### Challenge
Give the entries again exactly, every one of them.

────────────────────

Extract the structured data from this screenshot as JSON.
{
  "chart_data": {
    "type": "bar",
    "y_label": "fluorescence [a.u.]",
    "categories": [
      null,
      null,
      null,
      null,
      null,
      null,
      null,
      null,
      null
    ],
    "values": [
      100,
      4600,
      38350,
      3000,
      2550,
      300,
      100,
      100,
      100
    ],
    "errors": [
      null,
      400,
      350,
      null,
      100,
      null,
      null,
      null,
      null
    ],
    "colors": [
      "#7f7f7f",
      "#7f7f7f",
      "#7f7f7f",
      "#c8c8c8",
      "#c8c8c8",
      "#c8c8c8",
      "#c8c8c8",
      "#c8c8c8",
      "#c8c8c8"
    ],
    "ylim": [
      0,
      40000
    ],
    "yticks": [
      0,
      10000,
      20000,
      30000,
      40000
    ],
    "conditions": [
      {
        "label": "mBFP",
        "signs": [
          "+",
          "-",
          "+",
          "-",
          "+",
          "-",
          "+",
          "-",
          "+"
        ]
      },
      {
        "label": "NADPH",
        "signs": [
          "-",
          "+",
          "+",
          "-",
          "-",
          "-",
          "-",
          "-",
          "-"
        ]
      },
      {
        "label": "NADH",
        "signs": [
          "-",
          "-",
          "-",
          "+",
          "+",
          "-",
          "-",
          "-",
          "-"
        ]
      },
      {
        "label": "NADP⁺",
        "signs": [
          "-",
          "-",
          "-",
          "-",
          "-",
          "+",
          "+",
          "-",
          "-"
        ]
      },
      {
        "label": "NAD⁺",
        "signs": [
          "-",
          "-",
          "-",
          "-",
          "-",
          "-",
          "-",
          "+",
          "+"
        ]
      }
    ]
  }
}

────────────────────

### Correct response
Extract the structured data from this screenshot as JSON.
{
  "chart_data": {
    "type": "bar",
    "y_label": "fluorescence [a.u.]",
    "categories": [
      null,
      null,
      null,
      null,
      null,
      null,
      null,
      null,
      null
    ],
    "values": [
      100,
      4600,
      38350,
      3000,
      2550,
      300,
      100,
      100,
      100
    ],
    "errors": [
      null,
      400,
      350,
      null,
      100,
      null,
      null,
      null,
      null
    ],
    "colors": [
      "#7f7f7f",
      "#7f7f7f",
      "#7f7f7f",
      "#c8c8c8",
      "#c8c8c8",
      "#c8c8c8",
      "#c8c8c8",
      "#c8c8c8",
      "#c8c8c8"
    ],
    "ylim": [
      0,
      40000
    ],
    "yticks": [
      0,
      10000,
      20000,
      30000,
      40000
    ],
    "conditions": [
      {
        "label": "mBFP",
        "signs": [
          "+",
          "-",
          "+",
          "-",
          "+",
          "-",
          "+",
          "-",
          "+"
        ]
      },
      {
        "label": "NADPH",
        "signs": [
          "-",
          "+",
          "+",
          "-",
          "-",
          "-",
          "-",
          "-",
          "-"
        ]
      },
      {
        "label": "NADH",
        "signs": [
          "-",
          "-",
          "-",
          "+",
          "+",
          "-",
          "-",
          "-",
          "-"
        ]
      },
      {
        "label": "NADP⁺",
        "signs": [
          "-",
          "-",
          "-",
          "-",
          "-",
          "+",
          "+",
          "-",
          "-"
        ]
      },
      {
        "label": "NAD⁺",
        "signs": [
          "-",
          "-",
          "-",
          "-",
          "-",
          "-",
          "-",
          "+",
          "+"
        ]
      }
    ]
  }
}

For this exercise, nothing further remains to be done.